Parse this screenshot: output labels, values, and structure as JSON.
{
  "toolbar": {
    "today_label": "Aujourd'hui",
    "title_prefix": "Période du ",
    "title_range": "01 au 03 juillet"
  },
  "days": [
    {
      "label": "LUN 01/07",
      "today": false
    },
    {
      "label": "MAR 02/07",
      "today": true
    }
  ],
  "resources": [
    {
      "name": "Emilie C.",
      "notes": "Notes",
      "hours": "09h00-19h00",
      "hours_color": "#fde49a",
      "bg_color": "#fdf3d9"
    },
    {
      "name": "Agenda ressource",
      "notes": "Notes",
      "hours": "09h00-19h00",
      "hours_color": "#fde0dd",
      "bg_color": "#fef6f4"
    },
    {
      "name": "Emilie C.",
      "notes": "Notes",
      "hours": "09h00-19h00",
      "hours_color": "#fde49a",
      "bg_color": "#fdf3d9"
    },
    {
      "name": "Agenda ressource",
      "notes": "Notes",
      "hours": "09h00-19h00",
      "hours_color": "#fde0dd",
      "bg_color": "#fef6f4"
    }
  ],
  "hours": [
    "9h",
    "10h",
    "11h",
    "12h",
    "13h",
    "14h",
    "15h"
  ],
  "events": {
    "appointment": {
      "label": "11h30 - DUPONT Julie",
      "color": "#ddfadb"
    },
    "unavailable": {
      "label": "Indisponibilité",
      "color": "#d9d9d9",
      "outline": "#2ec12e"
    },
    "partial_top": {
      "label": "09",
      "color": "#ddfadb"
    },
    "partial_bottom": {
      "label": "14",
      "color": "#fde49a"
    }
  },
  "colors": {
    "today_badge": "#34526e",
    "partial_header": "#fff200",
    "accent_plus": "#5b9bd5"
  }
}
────────────────────
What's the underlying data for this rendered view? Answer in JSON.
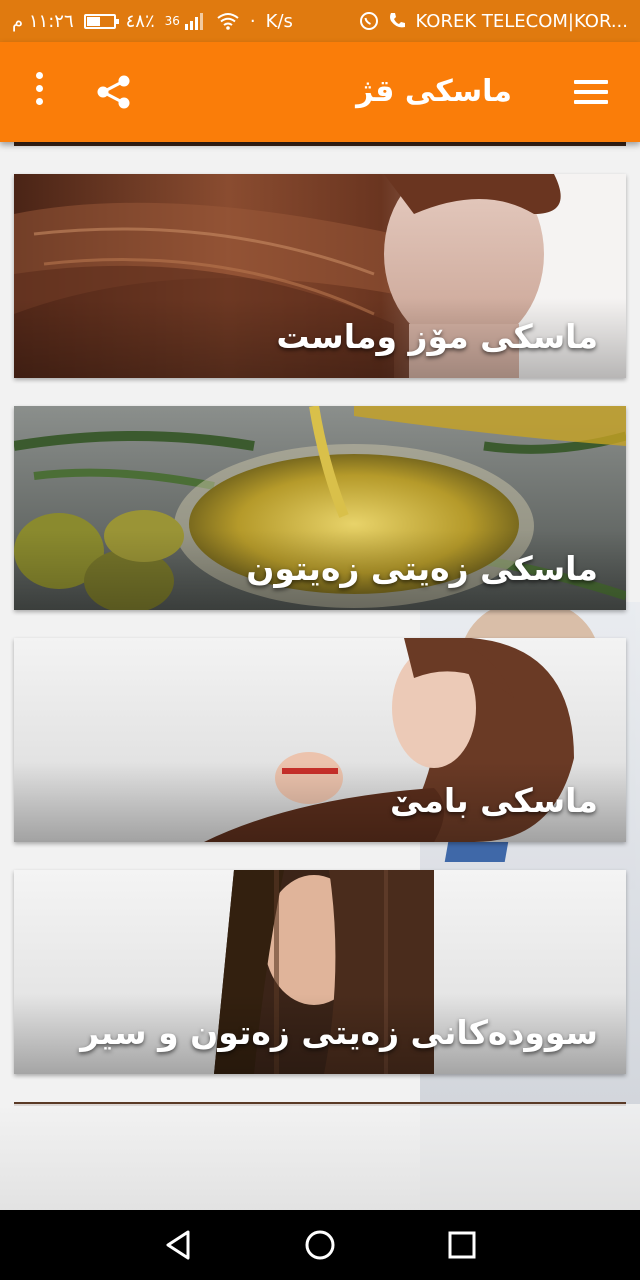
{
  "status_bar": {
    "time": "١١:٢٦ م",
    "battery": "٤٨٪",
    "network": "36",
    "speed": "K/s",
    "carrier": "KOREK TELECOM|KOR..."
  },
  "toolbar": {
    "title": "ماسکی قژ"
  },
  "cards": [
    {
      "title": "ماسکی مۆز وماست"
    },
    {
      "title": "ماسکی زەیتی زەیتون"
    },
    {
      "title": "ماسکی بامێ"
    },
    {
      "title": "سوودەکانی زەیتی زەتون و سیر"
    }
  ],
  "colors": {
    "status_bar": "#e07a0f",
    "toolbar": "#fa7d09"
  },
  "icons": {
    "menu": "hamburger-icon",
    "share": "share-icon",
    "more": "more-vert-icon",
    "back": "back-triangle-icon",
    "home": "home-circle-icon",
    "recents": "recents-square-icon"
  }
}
────────────────────
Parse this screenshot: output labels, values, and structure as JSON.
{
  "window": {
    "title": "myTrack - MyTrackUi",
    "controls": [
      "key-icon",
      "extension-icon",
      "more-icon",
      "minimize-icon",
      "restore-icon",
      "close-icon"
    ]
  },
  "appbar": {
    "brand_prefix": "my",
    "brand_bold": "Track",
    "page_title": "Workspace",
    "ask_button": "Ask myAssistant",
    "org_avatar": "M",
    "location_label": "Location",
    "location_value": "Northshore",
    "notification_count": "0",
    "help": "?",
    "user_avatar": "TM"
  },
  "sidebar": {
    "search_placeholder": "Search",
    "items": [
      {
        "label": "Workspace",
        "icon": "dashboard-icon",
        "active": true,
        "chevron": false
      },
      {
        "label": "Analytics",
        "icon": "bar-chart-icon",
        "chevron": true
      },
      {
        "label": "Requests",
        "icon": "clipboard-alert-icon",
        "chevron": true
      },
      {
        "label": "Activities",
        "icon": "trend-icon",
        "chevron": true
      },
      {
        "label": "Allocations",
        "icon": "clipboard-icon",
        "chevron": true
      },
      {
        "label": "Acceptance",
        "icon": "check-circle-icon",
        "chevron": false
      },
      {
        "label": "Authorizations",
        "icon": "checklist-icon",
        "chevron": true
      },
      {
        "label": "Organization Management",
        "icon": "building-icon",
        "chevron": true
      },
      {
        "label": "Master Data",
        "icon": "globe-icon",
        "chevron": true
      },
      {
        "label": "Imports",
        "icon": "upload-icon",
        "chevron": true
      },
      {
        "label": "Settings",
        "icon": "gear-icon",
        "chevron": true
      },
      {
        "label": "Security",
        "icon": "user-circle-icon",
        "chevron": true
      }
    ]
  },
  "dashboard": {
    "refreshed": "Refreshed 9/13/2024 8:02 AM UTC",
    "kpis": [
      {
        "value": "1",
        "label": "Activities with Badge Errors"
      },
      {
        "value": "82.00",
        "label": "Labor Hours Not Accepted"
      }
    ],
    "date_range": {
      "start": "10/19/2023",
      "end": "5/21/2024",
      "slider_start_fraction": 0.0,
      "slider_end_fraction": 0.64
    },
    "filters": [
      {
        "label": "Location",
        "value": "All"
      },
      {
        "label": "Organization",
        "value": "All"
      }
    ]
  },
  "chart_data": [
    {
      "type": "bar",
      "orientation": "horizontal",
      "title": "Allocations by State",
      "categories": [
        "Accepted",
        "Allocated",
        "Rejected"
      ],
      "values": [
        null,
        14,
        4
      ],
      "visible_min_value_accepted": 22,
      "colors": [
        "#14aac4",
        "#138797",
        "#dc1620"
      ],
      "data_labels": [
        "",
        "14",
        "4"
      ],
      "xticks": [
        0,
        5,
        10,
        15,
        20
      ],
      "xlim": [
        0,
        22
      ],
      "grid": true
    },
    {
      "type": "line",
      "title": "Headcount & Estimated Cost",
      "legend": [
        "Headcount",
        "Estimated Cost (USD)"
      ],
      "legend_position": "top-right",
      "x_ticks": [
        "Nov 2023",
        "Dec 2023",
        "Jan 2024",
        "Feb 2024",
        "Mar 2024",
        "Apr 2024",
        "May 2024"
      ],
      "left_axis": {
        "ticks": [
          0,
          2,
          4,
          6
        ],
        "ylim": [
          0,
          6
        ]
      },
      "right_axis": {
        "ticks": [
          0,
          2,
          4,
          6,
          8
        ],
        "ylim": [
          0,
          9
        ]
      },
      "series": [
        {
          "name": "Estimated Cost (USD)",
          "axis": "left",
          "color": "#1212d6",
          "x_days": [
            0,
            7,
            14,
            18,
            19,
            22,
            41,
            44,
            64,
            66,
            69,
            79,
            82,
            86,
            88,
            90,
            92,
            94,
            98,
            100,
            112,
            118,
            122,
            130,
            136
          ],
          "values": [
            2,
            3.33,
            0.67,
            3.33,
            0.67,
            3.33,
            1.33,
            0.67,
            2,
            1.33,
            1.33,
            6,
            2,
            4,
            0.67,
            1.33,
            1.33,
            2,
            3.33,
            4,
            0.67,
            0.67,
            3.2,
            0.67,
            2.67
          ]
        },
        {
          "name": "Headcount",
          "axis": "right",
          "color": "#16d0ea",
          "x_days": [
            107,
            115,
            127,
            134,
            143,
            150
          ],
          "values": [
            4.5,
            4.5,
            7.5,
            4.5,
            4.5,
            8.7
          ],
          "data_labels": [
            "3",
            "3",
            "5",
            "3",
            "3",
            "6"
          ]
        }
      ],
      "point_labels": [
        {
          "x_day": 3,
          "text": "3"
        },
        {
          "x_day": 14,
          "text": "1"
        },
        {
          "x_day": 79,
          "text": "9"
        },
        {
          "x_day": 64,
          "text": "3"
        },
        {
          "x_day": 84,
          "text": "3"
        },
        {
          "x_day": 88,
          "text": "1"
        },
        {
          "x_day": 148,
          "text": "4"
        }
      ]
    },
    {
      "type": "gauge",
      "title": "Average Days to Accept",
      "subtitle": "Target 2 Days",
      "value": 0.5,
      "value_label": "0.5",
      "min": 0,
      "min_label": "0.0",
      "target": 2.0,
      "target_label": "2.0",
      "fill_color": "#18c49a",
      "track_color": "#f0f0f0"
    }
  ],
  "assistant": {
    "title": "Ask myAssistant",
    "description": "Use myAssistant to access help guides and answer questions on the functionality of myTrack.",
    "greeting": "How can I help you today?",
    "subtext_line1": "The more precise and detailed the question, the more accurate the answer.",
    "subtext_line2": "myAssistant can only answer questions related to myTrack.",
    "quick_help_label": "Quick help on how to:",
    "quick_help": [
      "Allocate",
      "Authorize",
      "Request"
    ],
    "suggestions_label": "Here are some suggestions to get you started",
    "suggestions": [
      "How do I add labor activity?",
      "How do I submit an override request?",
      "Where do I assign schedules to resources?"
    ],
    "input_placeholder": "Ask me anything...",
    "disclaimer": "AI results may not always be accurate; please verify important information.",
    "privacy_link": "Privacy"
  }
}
────────────────────
*WHAT IS EXPECTED:* Identify and copy lines that hold the string "Estimated".

*EXPECTED ANSWER:*
      "title": "Headcount & Estimated Cost",
        "Estimated Cost (USD)"
          "name": "Estimated Cost (USD)",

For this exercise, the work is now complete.